▶ Task objective:
Take the lines from the one containing "Output a JSON" through the final line below and restate them exactly. Omit the pictures.

A block of data
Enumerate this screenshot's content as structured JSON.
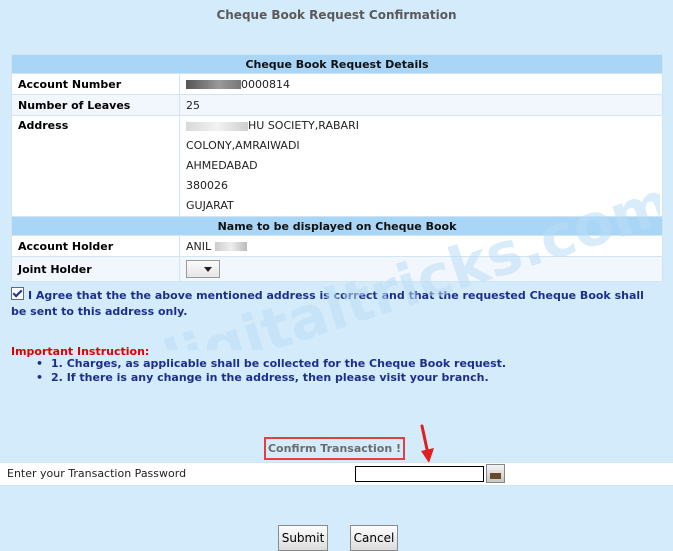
{
  "page_title": "Cheque Book Request Confirmation",
  "details_section_title": "Cheque Book Request Details",
  "account_number_label": "Account Number",
  "account_number_value": "0000814",
  "leaves_label": "Number of Leaves",
  "leaves_value": "25",
  "address_label": "Address",
  "address_lines": [
    "HU SOCIETY,RABARI",
    "COLONY,AMRAIWADI",
    "AHMEDABAD",
    "380026",
    "GUJARAT"
  ],
  "name_section_title": "Name to be displayed on Cheque Book",
  "account_holder_label": "Account Holder",
  "account_holder_value": "ANIL",
  "joint_holder_label": "Joint Holder",
  "joint_holder_selected": "",
  "agree_checked": true,
  "agree_text": "I Agree that the the above mentioned address is correct and that the requested Cheque Book shall be sent to this address only.",
  "instructions_title": "Important Instruction:",
  "instructions": [
    "1. Charges, as applicable shall be collected for the Cheque Book request.",
    "2. If there is any change in the address, then please visit your branch."
  ],
  "watermark_text": "udigitaltricks.com",
  "confirm_label": "Confirm Transaction !",
  "password_label": "Enter your Transaction Password",
  "password_value": "",
  "submit_label": "Submit",
  "cancel_label": "Cancel",
  "colors": {
    "background": "#d4ebfb",
    "header_band": "#a9d5f7",
    "accent_text": "#1c2f8c",
    "warning": "#e00000",
    "highlight_border": "#e04040"
  }
}
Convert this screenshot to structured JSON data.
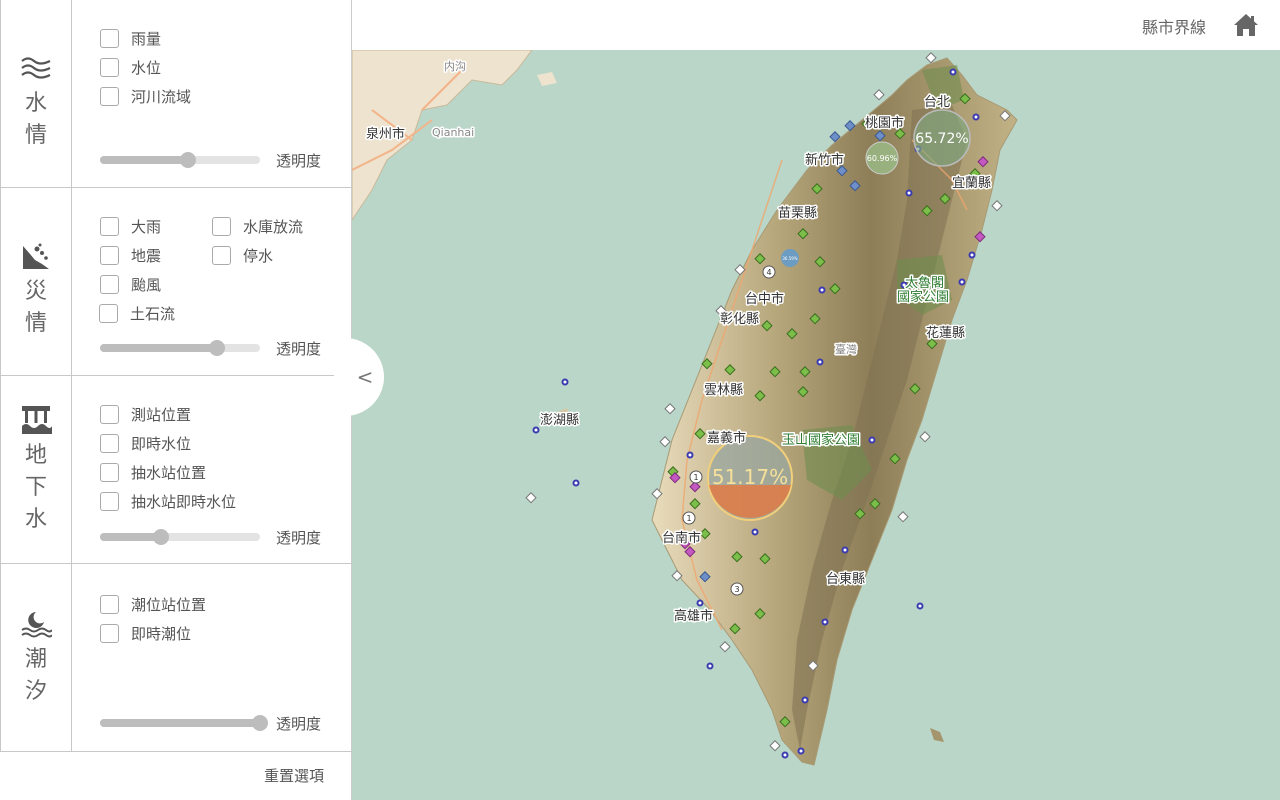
{
  "topbar": {
    "boundary_label": "縣市界線",
    "home_icon": "home-icon"
  },
  "sections": {
    "water": {
      "title": "水情",
      "icon": "water-waves-icon",
      "options": [
        "雨量",
        "水位",
        "河川流域"
      ],
      "opacity_label": "透明度",
      "opacity": 0.55
    },
    "disaster": {
      "title": "災情",
      "icon": "landslide-icon",
      "options": [
        "大雨",
        "水庫放流",
        "地震",
        "停水",
        "颱風",
        "土石流"
      ],
      "opacity_label": "透明度",
      "opacity": 0.73
    },
    "groundwater": {
      "title": "地下水",
      "icon": "groundwater-icon",
      "options": [
        "測站位置",
        "即時水位",
        "抽水站位置",
        "抽水站即時水位"
      ],
      "opacity_label": "透明度",
      "opacity": 0.38
    },
    "tide": {
      "title": "潮汐",
      "icon": "tide-moon-icon",
      "options": [
        "潮位站位置",
        "即時潮位"
      ],
      "opacity_label": "透明度",
      "opacity": 1.0
    }
  },
  "reset_label": "重置選項",
  "collapse_label": "<",
  "map": {
    "labels": {
      "quanzhou": "泉州市",
      "qianhai": "Qianhai",
      "neigou": "内沟",
      "taipei": "台北",
      "taoyuan": "桃園市",
      "hsinchu": "新竹市",
      "yilan": "宜蘭縣",
      "miaoli": "苗栗縣",
      "taichung": "台中市",
      "changhua": "彰化縣",
      "taroko": "太魯閣",
      "taroko2": "國家公園",
      "hualien": "花蓮縣",
      "taiwan": "臺灣",
      "yunlin": "雲林縣",
      "penghu": "澎湖縣",
      "chiayi": "嘉義市",
      "yushan": "玉山國家公園",
      "tainan": "台南市",
      "taitung": "台東縣",
      "kaohsiung": "高雄市"
    },
    "clusters": {
      "north": "65.72%",
      "hsinchu": "60.96%",
      "south": "51.17%",
      "small": "36.59%"
    },
    "colors": {
      "sea": "#b9d6c8",
      "land": "#e8dcc0",
      "mountain": "#8a7d5c",
      "forest": "#7e9a5c"
    }
  }
}
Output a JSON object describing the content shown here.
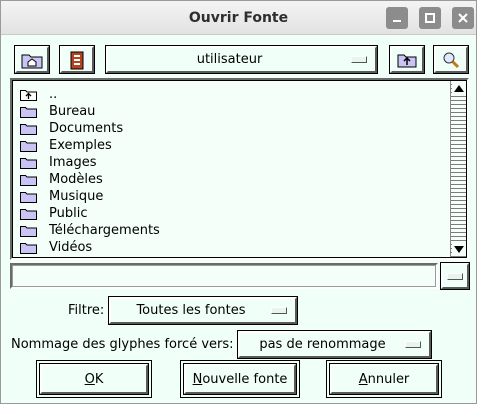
{
  "window": {
    "title": "Ouvrir Fonte"
  },
  "toolbar": {
    "directory": "utilisateur"
  },
  "file_list": {
    "items": [
      {
        "label": "..",
        "icon": "parent-folder-icon"
      },
      {
        "label": "Bureau",
        "icon": "folder-icon"
      },
      {
        "label": "Documents",
        "icon": "folder-icon"
      },
      {
        "label": "Exemples",
        "icon": "folder-icon"
      },
      {
        "label": "Images",
        "icon": "folder-icon"
      },
      {
        "label": "Modèles",
        "icon": "folder-icon"
      },
      {
        "label": "Musique",
        "icon": "folder-icon"
      },
      {
        "label": "Public",
        "icon": "folder-icon"
      },
      {
        "label": "Téléchargements",
        "icon": "folder-icon"
      },
      {
        "label": "Vidéos",
        "icon": "folder-icon"
      }
    ]
  },
  "path_input": {
    "value": ""
  },
  "filter": {
    "label": "Filtre:",
    "value": "Toutes les fontes"
  },
  "glyph_naming": {
    "label": "Nommage des glyphes forcé vers:",
    "value": "pas de renommage"
  },
  "buttons": {
    "ok_mnemonic": "O",
    "ok_rest": "K",
    "new_mnemonic": "N",
    "new_rest": "ouvelle fonte",
    "cancel_mnemonic": "A",
    "cancel_rest": "nnuler"
  },
  "colors": {
    "background": "#f0fff8",
    "titlebar": "#e6e6e6",
    "folder": "#c9c4f4"
  }
}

▶ Task response:
Output a JSON object describing the content shown here.
{
  "window": {
    "title": "Ouvrir Fonte"
  },
  "toolbar": {
    "directory": "utilisateur"
  },
  "file_list": {
    "items": [
      {
        "label": "..",
        "icon": "parent-folder-icon"
      },
      {
        "label": "Bureau",
        "icon": "folder-icon"
      },
      {
        "label": "Documents",
        "icon": "folder-icon"
      },
      {
        "label": "Exemples",
        "icon": "folder-icon"
      },
      {
        "label": "Images",
        "icon": "folder-icon"
      },
      {
        "label": "Modèles",
        "icon": "folder-icon"
      },
      {
        "label": "Musique",
        "icon": "folder-icon"
      },
      {
        "label": "Public",
        "icon": "folder-icon"
      },
      {
        "label": "Téléchargements",
        "icon": "folder-icon"
      },
      {
        "label": "Vidéos",
        "icon": "folder-icon"
      }
    ]
  },
  "path_input": {
    "value": ""
  },
  "filter": {
    "label": "Filtre:",
    "value": "Toutes les fontes"
  },
  "glyph_naming": {
    "label": "Nommage des glyphes forcé vers:",
    "value": "pas de renommage"
  },
  "buttons": {
    "ok_mnemonic": "O",
    "ok_rest": "K",
    "new_mnemonic": "N",
    "new_rest": "ouvelle fonte",
    "cancel_mnemonic": "A",
    "cancel_rest": "nnuler"
  },
  "colors": {
    "background": "#f0fff8",
    "titlebar": "#e6e6e6",
    "folder": "#c9c4f4"
  }
}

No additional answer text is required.